§ Exercise directions
Identify all lines below that hold "placed" and collect them.
-------- Items --------
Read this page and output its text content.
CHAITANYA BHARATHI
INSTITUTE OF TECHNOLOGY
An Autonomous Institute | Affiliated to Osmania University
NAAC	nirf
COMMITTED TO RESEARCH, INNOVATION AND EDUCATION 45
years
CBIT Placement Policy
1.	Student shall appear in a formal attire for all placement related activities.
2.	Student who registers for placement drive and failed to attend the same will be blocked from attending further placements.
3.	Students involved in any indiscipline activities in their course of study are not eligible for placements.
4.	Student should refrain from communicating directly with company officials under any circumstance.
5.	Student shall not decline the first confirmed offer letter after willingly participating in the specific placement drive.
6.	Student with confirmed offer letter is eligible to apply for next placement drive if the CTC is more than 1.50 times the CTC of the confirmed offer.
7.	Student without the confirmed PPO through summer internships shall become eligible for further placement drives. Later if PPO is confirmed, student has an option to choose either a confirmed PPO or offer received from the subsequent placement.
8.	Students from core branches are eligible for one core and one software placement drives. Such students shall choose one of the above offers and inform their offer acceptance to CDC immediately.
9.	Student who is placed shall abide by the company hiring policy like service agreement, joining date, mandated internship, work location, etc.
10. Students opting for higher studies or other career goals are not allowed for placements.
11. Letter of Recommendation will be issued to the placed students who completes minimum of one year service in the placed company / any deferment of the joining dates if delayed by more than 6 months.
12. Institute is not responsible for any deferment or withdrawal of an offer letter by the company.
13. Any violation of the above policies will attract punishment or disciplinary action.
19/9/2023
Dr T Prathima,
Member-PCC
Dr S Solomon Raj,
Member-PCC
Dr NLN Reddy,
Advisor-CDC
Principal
--------
§ Solved problem
9.	Student who is placed shall abide by the company hiring policy like service agreement, joining date, mandated internship, work location, etc.
11. Letter of Recommendation will be issued to the placed students who completes minimum of one year service in the placed company / any deferment of the joining dates if delayed by more than 6 months.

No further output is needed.